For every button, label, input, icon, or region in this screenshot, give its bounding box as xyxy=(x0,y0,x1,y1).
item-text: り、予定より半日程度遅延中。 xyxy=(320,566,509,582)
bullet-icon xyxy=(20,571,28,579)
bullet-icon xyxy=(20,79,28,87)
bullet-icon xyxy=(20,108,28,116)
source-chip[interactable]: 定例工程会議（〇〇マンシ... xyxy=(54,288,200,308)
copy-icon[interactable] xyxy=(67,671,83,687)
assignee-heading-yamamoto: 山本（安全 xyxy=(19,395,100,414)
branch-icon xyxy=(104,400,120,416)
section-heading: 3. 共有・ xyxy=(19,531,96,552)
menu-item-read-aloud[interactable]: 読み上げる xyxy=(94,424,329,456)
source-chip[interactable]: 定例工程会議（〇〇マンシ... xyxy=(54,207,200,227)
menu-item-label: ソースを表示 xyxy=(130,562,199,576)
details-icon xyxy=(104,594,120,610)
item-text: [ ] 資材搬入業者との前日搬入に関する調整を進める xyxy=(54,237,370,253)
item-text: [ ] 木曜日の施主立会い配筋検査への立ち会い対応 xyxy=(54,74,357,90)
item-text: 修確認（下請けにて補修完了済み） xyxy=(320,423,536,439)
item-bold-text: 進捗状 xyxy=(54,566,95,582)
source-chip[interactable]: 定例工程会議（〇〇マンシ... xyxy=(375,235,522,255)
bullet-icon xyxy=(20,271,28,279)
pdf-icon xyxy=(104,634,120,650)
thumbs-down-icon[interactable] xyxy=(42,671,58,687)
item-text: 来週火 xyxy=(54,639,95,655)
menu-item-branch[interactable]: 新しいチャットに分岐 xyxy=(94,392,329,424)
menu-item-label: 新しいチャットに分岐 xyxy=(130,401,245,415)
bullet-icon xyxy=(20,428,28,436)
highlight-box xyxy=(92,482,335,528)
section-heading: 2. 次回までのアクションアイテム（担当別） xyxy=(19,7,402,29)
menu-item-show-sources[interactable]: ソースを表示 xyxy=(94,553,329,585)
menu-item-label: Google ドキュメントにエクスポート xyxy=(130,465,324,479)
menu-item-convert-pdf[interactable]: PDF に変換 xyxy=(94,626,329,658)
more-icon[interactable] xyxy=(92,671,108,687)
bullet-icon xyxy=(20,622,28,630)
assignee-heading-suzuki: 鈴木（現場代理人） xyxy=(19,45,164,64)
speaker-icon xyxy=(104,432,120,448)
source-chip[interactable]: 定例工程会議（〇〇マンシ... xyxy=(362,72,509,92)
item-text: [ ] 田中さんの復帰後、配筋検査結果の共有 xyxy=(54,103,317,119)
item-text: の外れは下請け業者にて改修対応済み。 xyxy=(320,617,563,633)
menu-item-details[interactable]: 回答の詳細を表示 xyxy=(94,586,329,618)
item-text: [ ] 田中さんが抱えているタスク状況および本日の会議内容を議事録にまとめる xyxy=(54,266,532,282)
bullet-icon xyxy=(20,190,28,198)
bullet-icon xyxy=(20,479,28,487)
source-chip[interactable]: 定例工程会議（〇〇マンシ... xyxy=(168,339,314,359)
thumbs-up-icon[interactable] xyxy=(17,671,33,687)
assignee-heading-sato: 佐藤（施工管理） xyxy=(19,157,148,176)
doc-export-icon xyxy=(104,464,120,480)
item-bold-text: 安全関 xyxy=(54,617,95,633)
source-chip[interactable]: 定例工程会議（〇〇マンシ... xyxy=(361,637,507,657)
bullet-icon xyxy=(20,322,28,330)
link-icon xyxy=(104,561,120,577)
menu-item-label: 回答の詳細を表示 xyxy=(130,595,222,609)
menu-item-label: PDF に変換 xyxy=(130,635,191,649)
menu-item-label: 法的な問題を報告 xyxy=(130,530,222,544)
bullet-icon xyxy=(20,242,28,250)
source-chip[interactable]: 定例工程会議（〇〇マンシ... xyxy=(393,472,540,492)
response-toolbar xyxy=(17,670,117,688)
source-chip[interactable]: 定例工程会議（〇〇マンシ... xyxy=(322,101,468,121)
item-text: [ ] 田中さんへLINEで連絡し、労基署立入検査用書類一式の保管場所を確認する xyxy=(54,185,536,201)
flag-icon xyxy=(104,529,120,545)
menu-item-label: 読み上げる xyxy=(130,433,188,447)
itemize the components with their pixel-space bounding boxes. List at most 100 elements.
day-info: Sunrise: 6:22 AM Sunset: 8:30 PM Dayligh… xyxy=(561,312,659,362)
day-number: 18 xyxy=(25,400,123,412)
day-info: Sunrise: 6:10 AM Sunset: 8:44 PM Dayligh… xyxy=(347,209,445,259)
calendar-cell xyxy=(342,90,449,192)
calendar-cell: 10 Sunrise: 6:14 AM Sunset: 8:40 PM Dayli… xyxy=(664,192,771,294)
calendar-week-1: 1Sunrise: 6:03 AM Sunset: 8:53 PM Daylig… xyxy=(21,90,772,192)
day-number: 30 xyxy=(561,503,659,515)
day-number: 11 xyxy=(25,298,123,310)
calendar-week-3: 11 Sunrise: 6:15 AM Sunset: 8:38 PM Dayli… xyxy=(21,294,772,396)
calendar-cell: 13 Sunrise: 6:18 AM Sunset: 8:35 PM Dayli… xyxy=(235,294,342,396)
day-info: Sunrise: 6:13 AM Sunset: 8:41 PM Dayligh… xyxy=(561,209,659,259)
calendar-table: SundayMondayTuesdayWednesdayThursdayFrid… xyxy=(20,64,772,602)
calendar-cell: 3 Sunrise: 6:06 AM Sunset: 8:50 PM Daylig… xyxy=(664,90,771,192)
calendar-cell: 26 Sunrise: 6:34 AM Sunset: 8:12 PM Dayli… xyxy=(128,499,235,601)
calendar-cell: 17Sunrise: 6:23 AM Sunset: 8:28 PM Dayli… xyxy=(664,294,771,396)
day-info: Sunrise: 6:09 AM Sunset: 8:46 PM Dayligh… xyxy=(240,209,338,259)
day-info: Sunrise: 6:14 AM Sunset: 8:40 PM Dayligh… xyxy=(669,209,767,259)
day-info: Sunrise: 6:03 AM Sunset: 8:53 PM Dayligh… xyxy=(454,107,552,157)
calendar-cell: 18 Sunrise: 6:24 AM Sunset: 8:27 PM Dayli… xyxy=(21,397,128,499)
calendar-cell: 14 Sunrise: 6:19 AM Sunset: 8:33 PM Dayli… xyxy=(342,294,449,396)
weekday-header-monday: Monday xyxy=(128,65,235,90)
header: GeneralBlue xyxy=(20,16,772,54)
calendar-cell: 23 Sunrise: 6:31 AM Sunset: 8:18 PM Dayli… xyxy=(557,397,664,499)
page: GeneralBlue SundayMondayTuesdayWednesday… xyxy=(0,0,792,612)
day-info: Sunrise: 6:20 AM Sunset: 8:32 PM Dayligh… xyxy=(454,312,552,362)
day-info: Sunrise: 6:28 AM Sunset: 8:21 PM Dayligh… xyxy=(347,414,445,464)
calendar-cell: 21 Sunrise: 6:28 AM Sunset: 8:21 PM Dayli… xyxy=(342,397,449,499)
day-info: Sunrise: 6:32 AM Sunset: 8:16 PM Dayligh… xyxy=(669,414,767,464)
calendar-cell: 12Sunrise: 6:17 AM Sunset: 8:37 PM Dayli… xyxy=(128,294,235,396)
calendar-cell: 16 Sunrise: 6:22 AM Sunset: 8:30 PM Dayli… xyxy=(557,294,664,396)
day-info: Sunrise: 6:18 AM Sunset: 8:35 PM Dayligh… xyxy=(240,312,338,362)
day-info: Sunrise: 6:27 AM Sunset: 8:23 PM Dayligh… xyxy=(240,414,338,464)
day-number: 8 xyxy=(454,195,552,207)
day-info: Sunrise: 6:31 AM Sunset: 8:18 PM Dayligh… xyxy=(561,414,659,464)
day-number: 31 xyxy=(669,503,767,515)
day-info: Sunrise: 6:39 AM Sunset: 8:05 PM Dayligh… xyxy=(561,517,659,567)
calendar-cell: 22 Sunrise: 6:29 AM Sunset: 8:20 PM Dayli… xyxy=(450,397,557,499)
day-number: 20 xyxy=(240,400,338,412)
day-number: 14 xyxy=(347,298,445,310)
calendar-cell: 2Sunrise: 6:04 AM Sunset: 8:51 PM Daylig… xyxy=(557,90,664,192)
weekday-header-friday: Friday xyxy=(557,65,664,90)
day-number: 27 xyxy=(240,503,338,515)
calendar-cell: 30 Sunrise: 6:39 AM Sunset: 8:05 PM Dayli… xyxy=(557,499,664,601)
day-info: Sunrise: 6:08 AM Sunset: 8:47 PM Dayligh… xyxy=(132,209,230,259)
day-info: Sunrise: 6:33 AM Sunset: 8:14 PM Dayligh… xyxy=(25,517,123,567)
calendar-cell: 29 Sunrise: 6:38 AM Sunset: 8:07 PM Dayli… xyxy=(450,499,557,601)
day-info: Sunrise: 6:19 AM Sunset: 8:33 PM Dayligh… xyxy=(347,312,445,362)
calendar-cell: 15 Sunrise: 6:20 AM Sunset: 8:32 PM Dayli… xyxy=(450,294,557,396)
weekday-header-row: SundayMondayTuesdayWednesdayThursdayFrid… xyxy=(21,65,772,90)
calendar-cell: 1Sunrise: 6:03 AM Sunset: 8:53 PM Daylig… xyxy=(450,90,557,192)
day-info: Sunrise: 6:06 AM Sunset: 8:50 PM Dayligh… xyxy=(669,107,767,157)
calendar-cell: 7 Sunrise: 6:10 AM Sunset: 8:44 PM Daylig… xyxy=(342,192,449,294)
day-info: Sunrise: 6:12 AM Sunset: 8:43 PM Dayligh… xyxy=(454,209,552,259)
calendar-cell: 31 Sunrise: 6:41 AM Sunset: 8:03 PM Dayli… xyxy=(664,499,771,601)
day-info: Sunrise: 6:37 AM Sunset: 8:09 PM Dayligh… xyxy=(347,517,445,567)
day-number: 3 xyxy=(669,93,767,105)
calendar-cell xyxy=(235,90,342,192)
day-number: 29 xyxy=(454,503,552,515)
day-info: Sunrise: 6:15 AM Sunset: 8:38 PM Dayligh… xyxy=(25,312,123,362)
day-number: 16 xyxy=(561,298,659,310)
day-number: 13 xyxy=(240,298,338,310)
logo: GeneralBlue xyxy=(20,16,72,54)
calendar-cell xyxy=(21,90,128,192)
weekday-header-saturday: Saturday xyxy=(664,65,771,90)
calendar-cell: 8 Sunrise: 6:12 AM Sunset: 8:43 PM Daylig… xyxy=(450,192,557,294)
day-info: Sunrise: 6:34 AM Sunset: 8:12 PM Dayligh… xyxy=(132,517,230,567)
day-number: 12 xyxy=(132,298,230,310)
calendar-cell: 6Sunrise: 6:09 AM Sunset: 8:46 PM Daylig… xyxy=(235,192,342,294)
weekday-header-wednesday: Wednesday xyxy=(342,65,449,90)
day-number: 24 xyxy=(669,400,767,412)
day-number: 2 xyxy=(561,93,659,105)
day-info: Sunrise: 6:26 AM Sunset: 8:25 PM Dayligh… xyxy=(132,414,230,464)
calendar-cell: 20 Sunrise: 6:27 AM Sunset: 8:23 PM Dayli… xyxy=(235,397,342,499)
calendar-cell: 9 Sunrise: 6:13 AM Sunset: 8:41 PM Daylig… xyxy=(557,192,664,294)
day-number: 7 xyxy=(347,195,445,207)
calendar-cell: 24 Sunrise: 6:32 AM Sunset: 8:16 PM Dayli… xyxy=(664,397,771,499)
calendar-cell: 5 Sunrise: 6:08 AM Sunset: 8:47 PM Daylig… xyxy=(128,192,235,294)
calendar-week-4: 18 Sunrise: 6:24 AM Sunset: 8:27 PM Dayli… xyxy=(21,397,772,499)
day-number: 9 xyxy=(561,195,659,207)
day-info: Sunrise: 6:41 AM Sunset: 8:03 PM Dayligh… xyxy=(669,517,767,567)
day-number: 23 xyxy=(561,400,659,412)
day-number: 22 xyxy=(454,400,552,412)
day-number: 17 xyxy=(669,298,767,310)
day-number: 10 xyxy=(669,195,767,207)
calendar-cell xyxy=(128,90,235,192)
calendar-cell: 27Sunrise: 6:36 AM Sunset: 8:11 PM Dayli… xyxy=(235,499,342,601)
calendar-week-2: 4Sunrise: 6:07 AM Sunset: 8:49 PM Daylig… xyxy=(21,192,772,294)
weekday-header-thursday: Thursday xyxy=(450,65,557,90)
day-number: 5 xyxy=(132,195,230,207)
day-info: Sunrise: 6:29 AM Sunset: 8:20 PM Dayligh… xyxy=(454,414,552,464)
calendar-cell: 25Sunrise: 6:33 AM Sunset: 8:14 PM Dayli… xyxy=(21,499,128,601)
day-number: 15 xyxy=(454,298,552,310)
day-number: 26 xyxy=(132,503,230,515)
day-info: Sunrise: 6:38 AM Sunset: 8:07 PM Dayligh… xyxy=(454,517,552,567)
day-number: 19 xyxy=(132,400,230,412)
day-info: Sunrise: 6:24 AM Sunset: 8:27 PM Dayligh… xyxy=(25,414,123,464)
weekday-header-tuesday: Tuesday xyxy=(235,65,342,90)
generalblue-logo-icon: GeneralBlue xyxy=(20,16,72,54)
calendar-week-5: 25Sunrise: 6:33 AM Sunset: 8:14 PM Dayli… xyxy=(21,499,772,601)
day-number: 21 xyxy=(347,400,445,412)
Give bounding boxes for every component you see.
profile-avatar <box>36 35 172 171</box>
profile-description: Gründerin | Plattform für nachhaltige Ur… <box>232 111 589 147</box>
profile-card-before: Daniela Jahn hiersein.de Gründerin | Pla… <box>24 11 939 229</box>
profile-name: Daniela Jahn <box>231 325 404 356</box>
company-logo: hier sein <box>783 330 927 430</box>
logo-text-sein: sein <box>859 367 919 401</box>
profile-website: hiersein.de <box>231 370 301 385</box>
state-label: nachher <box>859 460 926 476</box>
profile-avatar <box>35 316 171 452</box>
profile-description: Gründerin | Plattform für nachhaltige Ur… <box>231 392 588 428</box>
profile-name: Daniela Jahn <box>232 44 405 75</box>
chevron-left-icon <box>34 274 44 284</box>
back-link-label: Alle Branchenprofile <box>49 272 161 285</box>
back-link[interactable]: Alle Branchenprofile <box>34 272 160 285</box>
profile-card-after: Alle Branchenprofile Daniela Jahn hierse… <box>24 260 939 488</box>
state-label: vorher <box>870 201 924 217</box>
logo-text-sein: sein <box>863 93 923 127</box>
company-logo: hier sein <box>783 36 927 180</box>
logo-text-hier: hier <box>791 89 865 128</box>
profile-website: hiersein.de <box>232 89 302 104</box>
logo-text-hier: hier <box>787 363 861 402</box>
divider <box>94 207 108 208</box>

● ● ● ● ●

Problem:
Rewrite the records starting at the first line and ending at the line containing "item-text: 来週火 xyxy=(54,639,95,655)", changing "bullet-icon" to "dot-icon" and leaving everything else as it is.

Task output:
For every button, label, input, icon, or region in this screenshot, give its bounding box as xyxy=(x0,y0,x1,y1).
item-text: り、予定より半日程度遅延中。 xyxy=(320,566,509,582)
dot-icon xyxy=(20,571,28,579)
dot-icon xyxy=(20,79,28,87)
dot-icon xyxy=(20,108,28,116)
source-chip[interactable]: 定例工程会議（〇〇マンシ... xyxy=(54,288,200,308)
copy-icon[interactable] xyxy=(67,671,83,687)
assignee-heading-yamamoto: 山本（安全 xyxy=(19,395,100,414)
branch-icon xyxy=(104,400,120,416)
section-heading: 3. 共有・ xyxy=(19,531,96,552)
menu-item-read-aloud[interactable]: 読み上げる xyxy=(94,424,329,456)
source-chip[interactable]: 定例工程会議（〇〇マンシ... xyxy=(54,207,200,227)
menu-item-label: ソースを表示 xyxy=(130,562,199,576)
details-icon xyxy=(104,594,120,610)
item-text: [ ] 資材搬入業者との前日搬入に関する調整を進める xyxy=(54,237,370,253)
item-text: [ ] 木曜日の施主立会い配筋検査への立ち会い対応 xyxy=(54,74,357,90)
item-text: 修確認（下請けにて補修完了済み） xyxy=(320,423,536,439)
item-bold-text: 進捗状 xyxy=(54,566,95,582)
source-chip[interactable]: 定例工程会議（〇〇マンシ... xyxy=(375,235,522,255)
dot-icon xyxy=(20,271,28,279)
pdf-icon xyxy=(104,634,120,650)
thumbs-down-icon[interactable] xyxy=(42,671,58,687)
item-text: 来週火 xyxy=(54,639,95,655)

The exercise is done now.